__Your objective__: Copy the passage below on teen drinking and driving word for word, in full.

__Source passage__:
------------------------------
Every year between 1991 and 2011, 10,000-16,000 high school students were surveyed across the United States on binge drinking, alcohol use, and drunk driving. Of the one in 10 students found to have been engaged in drunk driving, 85% also reported binge drinking. The surveys were self-administered questionnaires, which points to the possibility of survey respondents exaggerating or misreporting their alcohol and car usage. And yet according to the authors, not only has teen alcohol consumption declined, but so has teen driving—a trend that may be responsible for the decline in teen drunk driving overall.
Every state prohibits those under 21 from driving with any level of blood alcohol count (BAC) over 0.00%, whereas adults are permitted a BAC under 0.08%. And those teens who are involved in fatal crashes are more likely to have a BAC of over 0.08%, which is beyond the legally-designated level for adults. Interventions such as zero tolerance laws and graduated driver licensing systems have proven effective, yet with extensive information already in the public domain, teen drinking and driving persists and is still all too common.
------------------------------
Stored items
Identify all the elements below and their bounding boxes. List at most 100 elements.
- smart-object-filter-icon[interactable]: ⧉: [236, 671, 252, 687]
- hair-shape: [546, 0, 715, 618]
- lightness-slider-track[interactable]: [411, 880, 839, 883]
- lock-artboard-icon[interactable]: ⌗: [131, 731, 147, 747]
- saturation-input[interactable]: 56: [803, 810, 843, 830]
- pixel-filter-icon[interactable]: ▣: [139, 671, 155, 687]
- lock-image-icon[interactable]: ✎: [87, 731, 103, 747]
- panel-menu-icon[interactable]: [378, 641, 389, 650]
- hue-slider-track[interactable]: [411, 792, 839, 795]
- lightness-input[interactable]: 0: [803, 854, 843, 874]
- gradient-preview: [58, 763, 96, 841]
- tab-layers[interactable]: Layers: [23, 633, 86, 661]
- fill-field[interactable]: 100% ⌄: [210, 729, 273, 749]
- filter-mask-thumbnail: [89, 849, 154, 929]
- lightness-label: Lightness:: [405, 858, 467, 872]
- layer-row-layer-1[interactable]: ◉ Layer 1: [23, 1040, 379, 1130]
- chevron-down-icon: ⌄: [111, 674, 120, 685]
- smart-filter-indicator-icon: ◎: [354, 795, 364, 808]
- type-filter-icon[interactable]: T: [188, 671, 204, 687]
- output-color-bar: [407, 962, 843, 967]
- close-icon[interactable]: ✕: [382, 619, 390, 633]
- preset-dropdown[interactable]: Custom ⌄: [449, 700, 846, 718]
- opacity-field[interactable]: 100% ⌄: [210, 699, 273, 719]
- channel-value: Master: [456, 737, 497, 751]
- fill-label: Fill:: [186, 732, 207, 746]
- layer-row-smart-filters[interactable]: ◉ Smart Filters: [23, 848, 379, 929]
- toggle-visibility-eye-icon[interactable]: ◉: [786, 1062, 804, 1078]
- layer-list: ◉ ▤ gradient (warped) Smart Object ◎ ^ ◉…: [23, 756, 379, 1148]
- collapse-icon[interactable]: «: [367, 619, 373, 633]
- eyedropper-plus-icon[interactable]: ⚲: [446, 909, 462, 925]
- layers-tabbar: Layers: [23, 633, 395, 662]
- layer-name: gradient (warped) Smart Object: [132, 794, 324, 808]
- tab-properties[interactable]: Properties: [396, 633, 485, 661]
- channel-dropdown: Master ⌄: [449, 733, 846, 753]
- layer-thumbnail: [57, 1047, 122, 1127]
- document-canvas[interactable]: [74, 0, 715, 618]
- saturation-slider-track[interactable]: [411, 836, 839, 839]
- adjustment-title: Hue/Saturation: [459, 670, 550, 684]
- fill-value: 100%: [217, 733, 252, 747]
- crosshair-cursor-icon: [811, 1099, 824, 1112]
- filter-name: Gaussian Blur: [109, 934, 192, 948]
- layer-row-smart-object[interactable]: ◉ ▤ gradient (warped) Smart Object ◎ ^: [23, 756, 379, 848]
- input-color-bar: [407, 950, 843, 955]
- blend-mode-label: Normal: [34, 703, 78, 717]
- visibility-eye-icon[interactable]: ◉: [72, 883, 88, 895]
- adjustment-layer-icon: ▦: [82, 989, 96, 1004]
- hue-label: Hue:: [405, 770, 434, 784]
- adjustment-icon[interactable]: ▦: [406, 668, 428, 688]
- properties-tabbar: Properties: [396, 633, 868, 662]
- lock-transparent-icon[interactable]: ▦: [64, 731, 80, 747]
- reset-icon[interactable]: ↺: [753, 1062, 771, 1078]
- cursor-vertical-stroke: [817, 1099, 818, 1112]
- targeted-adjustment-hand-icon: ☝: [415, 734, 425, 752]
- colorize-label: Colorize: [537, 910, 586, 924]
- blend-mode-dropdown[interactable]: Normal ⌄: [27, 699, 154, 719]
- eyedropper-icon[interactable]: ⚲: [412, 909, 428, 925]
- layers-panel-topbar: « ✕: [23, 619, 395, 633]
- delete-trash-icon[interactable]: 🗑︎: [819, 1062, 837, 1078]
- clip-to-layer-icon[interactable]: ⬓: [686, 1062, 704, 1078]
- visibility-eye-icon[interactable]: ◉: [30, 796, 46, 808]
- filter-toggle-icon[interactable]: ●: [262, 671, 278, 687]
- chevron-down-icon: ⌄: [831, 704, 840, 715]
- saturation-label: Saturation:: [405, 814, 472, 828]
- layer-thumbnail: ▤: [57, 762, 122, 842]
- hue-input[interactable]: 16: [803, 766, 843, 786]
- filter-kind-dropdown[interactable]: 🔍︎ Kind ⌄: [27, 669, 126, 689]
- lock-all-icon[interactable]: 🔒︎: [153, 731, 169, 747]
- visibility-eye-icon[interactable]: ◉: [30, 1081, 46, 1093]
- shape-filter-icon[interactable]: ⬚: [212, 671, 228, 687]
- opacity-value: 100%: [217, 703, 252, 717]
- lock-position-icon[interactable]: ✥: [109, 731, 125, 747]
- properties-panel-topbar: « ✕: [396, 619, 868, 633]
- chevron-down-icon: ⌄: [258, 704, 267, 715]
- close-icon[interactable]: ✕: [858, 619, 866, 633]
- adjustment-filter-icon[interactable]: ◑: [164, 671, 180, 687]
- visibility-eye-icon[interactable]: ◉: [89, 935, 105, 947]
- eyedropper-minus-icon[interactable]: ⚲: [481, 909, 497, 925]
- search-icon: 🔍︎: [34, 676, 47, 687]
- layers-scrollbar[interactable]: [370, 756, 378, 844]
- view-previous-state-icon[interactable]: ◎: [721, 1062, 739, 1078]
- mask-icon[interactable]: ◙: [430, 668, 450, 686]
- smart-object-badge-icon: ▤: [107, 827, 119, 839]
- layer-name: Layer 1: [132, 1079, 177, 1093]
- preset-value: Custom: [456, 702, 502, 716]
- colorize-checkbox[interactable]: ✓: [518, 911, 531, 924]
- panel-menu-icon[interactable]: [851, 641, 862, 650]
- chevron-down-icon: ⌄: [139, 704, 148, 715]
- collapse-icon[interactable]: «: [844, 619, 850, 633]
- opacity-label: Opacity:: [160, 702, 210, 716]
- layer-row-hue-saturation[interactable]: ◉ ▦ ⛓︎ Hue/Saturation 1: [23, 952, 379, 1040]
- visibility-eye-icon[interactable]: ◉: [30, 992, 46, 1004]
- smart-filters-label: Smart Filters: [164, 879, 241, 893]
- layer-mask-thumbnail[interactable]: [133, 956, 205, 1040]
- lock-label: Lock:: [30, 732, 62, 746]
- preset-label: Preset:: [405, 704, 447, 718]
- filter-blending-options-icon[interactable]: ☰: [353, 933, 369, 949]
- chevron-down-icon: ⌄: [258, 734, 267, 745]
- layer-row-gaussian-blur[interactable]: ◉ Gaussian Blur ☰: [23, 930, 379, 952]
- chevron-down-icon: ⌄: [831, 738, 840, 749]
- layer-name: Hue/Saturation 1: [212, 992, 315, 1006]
------------------------------
__Full answer__:
Every year between 1991 and 2011, 10,000-16,000 high school students were surveyed across the United States on binge drinking, alcohol use, and drunk driving. Of the one in 10 students found to have been engaged in drunk driving, 85% also reported binge drinking. The surveys were self-administered questionnaires, which points to the possibility of survey respondents exaggerating or misreporting their alcohol and car usage. And yet according to the authors, not only has teen alcohol consumption declined, but so has teen driving—a trend that may be responsible for the decline in teen drunk driving overall.
Every state prohibits those under 21 from driving with any level of blood alcohol count (BAC) over 0.00%, whereas adults are permitted a BAC under 0.08%. And those teens who are involved in fatal crashes are more likely to have a BAC of over 0.08%, which is beyond the legally-designated level for adults. Interventions such as zero tolerance laws and graduated driver licensing systems have proven effective, yet with extensive information already in the public domain, teen drinking and driving persists and is still all too common.